> **What you should do**
Carry the article on Linton Kwesi Johnson's 2020 PEN Pinter Prize forward from its last sentence.

> **Document segment**
━━━━━━━━━━

07 July 2020
Linton Kwesi Johnson awarded PEN Pinter Prize 2020
Linton Kwesi Johnson has been awarded the PEN Pinter Prize 2020. He will receive the award in a digital ceremony co-hosted by the British Library on 12 October, where he will deliver an address. To coincide with the award Sarah O’Reilly looks back at Johnson’s career through his life story interview for the National Life Stories oral history project ‘Authors’ Lives’.
Image credit: Maria Nunes Photography
For Linton Kwesi Johnson, the recipient of the 2020 PEN Pinter Prize, writing has always gone hand in hand with political activism. Widely regarded as the first artist to give a voice to second generation black Britons – the children of the West Indian migrants who travelled to England in the postwar period – his poetry articulates the struggle against racial and social injustice that has energised him for fifty years:
Linton Kwesi Johnson on poetry as the cultural side of politics (C1276/60)
Poetry has always been a way of articulating anger, and ideas about injustice and the struggle against it. It was always the cultural dimension of what I was doing on the streets, the demonstration, the picket line. It was always the cultural side of politics.

━━━━━━━━━━

> **Source excerpt**
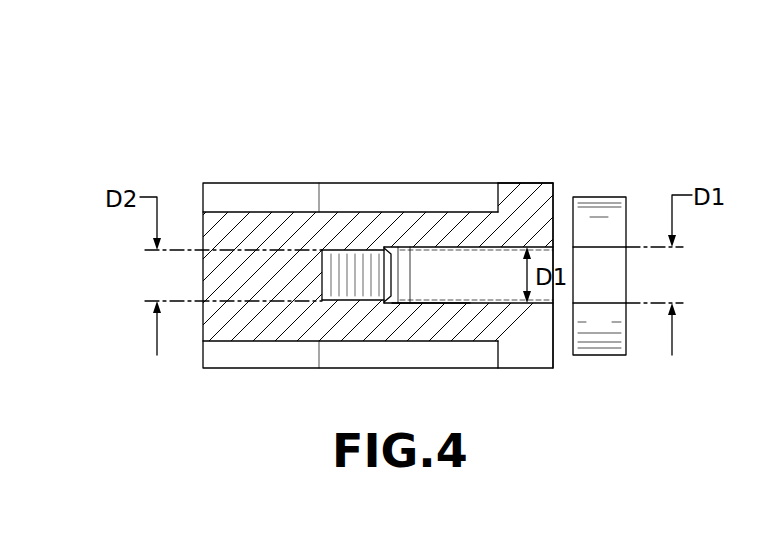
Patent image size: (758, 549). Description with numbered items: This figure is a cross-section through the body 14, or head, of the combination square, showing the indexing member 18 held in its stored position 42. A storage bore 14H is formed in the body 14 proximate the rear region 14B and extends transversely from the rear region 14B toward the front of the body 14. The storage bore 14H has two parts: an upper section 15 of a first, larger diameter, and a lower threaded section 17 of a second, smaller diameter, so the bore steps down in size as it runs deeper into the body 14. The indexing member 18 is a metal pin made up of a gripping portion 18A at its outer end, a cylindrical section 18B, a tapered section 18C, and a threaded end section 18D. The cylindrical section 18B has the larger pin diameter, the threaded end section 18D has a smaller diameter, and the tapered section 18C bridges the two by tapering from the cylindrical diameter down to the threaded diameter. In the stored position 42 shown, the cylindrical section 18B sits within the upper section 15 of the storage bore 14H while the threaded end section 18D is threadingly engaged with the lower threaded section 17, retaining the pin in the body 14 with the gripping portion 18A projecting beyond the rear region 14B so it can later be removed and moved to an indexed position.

━━━━━━━━━━

> **Result of this exercise**
Whether protesting police brutality in poems such as ‘Sonny’s Lettah’, reacting to the National Front in ‘Fite Dem Back’ or celebrating the 1981 uprisings in Brixton, Liverpool and Bristol in ‘Di Great Insohreckshan’, Johnson’s work stands as an evolving account of race relations in the UK over the past half century. His subjects have included Blair Peach (a teacher killed by police at an anti-racism rally in 1979), George Lindo (framed for robbery in Bradford), and the New Cross Fire of 1981 in which 13 young party-goers lost their lives. For many, Johnson has been an alternative poet laureate, using his experiences to give voice to the pressures and alienation felt by a generation of young black Britons, expressed in a new form, ‘reggae poetry’.
Johnson was born in Chapeltown, Jamaica, in 1952 to Sylvena, a domestic worker, and Eric, a baker and sometime sugar estate worker. At the age of seven, after his parents’ separation, he moved to live with his grandmother, a subsistence farmer in Sandy River. He described the years spent with her as ‘the happiest time of my life’, recalling days spent tending his grandmother’s crops and nights outside in the yard under a full moon listening to her stories and folktales.
In 1961 Sylvena moved to England and two years later Johnson followed in her footsteps. Arriving in the country on a grey November day in 1963, the ugliness of the buildings and the cold were a shock:
Linton Kwesi Johnson on arriving in England (C1276/60)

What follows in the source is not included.